Element position data:
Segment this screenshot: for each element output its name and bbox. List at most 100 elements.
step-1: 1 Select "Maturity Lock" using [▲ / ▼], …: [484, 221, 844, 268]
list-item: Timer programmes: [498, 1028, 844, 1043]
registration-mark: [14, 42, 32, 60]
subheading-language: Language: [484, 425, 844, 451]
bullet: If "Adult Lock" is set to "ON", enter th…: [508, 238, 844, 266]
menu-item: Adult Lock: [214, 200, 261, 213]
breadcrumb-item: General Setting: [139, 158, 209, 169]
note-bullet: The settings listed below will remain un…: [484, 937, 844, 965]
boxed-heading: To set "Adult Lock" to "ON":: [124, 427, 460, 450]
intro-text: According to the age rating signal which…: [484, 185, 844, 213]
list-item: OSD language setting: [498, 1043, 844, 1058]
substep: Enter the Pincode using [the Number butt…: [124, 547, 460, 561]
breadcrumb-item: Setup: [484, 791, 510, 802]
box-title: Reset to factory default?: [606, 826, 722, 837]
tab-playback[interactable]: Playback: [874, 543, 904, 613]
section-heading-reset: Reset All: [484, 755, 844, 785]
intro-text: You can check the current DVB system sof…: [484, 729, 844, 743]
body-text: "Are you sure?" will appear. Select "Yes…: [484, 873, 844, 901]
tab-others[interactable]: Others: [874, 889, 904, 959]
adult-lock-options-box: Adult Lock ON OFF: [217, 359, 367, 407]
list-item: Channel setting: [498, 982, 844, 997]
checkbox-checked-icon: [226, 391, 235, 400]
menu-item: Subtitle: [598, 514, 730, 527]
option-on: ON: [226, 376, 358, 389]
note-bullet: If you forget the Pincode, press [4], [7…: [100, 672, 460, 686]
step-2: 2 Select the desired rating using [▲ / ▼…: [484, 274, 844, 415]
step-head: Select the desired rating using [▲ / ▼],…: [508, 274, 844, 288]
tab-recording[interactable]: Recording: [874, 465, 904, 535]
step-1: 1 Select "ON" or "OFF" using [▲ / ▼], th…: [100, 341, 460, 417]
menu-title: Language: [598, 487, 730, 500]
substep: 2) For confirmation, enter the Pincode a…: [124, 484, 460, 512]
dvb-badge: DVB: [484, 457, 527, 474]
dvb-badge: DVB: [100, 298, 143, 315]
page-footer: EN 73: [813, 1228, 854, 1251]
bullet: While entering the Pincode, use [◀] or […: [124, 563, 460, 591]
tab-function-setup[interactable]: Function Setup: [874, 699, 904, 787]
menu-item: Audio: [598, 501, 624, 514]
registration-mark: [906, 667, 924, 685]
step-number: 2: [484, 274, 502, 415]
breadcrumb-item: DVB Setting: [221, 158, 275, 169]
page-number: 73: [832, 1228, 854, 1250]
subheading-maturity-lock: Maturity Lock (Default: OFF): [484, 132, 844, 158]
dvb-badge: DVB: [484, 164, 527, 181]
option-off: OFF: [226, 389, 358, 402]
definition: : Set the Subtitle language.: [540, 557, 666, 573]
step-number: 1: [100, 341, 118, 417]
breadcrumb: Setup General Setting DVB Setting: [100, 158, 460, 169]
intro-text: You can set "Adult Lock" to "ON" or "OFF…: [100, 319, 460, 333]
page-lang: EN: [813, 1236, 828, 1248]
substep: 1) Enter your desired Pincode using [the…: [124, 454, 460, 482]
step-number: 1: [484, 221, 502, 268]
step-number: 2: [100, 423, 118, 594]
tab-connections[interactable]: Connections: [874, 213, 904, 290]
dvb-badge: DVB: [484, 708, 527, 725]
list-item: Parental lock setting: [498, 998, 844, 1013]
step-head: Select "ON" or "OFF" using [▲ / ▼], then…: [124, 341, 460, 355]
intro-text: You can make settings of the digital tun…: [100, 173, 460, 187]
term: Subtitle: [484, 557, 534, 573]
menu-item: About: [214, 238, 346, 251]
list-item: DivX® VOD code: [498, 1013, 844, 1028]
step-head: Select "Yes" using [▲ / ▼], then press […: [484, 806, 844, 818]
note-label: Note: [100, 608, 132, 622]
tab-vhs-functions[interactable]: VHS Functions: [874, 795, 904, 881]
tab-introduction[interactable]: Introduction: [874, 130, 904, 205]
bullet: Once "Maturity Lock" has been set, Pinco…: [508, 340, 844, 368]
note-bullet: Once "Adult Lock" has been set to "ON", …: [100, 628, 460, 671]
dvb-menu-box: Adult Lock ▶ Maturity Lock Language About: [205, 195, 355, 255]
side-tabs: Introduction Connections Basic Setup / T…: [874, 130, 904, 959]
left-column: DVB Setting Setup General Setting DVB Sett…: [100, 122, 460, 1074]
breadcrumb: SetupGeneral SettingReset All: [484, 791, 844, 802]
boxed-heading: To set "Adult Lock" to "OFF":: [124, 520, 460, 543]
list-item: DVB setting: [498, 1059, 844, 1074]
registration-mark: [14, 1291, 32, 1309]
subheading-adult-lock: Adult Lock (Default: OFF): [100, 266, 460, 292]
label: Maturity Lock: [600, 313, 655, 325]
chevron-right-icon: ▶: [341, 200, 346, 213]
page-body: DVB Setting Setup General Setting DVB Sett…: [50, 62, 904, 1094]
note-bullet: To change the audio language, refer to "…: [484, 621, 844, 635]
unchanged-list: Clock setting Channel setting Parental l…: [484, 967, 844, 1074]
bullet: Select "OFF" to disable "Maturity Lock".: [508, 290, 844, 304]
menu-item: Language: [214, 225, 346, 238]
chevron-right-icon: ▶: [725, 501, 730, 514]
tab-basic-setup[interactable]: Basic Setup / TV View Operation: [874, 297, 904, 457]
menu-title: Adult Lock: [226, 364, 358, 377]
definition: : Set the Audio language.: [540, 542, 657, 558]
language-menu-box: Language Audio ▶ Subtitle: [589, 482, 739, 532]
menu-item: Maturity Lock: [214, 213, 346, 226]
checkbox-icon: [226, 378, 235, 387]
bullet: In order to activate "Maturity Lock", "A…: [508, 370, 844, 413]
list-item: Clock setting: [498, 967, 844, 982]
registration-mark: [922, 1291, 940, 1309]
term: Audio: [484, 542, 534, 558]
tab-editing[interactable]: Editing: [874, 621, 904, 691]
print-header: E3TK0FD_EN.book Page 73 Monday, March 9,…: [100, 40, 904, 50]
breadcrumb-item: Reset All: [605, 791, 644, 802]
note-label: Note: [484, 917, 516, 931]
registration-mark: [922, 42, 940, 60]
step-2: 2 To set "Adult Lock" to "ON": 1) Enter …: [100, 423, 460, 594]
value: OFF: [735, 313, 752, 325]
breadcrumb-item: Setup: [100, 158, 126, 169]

Task goal: Copy the material word for word, from its first line through the line containing "option-on: ON: [226, 376, 358, 389]".

Task response:
Segment this screenshot: for each element output its name and bbox. List at most 100 elements.
step-1: 1 Select "Maturity Lock" using [▲ / ▼], …: [484, 221, 844, 268]
list-item: Timer programmes: [498, 1028, 844, 1043]
registration-mark: [14, 42, 32, 60]
subheading-language: Language: [484, 425, 844, 451]
bullet: If "Adult Lock" is set to "ON", enter th…: [508, 238, 844, 266]
menu-item: Adult Lock: [214, 200, 261, 213]
breadcrumb-item: General Setting: [139, 158, 209, 169]
note-bullet: The settings listed below will remain un…: [484, 937, 844, 965]
boxed-heading: To set "Adult Lock" to "ON":: [124, 427, 460, 450]
intro-text: According to the age rating signal which…: [484, 185, 844, 213]
list-item: OSD language setting: [498, 1043, 844, 1058]
substep: Enter the Pincode using [the Number butt…: [124, 547, 460, 561]
breadcrumb-item: Setup: [484, 791, 510, 802]
box-title: Reset to factory default?: [606, 826, 722, 837]
tab-playback[interactable]: Playback: [874, 543, 904, 613]
section-heading-reset: Reset All: [484, 755, 844, 785]
intro-text: You can check the current DVB system sof…: [484, 729, 844, 743]
body-text: "Are you sure?" will appear. Select "Yes…: [484, 873, 844, 901]
tab-others[interactable]: Others: [874, 889, 904, 959]
adult-lock-options-box: Adult Lock ON OFF: [217, 359, 367, 407]
list-item: Channel setting: [498, 982, 844, 997]
checkbox-checked-icon: [226, 391, 235, 400]
menu-item: Subtitle: [598, 514, 730, 527]
option-on: ON: [226, 376, 358, 389]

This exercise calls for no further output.